▶ [Written task]: Show each line of the data below that has the string "this" in it.

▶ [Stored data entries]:
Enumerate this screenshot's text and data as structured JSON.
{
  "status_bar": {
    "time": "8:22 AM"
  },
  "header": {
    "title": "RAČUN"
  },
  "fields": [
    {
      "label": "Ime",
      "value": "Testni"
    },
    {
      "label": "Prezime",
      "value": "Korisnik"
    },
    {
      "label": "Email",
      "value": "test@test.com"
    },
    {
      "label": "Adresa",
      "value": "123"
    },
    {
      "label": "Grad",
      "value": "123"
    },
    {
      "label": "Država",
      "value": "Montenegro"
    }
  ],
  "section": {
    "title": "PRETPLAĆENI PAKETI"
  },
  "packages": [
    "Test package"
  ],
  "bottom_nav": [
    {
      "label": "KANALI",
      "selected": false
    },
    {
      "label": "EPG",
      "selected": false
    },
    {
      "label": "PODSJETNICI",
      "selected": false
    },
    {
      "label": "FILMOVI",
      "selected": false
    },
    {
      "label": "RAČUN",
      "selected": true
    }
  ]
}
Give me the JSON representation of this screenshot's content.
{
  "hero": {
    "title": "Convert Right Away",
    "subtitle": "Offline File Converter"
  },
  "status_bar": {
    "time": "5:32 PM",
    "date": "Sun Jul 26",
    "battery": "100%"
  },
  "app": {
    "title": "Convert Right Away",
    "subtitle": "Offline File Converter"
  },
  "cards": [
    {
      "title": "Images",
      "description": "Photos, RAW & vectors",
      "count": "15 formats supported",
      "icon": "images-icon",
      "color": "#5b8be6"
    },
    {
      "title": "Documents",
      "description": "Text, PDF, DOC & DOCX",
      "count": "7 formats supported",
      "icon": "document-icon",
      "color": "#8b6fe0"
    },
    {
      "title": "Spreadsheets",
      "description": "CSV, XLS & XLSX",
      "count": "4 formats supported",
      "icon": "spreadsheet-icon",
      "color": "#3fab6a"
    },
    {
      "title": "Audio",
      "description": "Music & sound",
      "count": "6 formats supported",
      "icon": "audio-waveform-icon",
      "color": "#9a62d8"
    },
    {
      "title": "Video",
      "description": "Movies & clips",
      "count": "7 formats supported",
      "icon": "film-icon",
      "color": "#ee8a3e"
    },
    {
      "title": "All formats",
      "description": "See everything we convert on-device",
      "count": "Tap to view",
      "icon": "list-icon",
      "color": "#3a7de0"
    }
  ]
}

▶ [Exercise output]:
Enumerate this screenshot's text and data as structured JSON.
Give me the JSON representation of this screenshot's content.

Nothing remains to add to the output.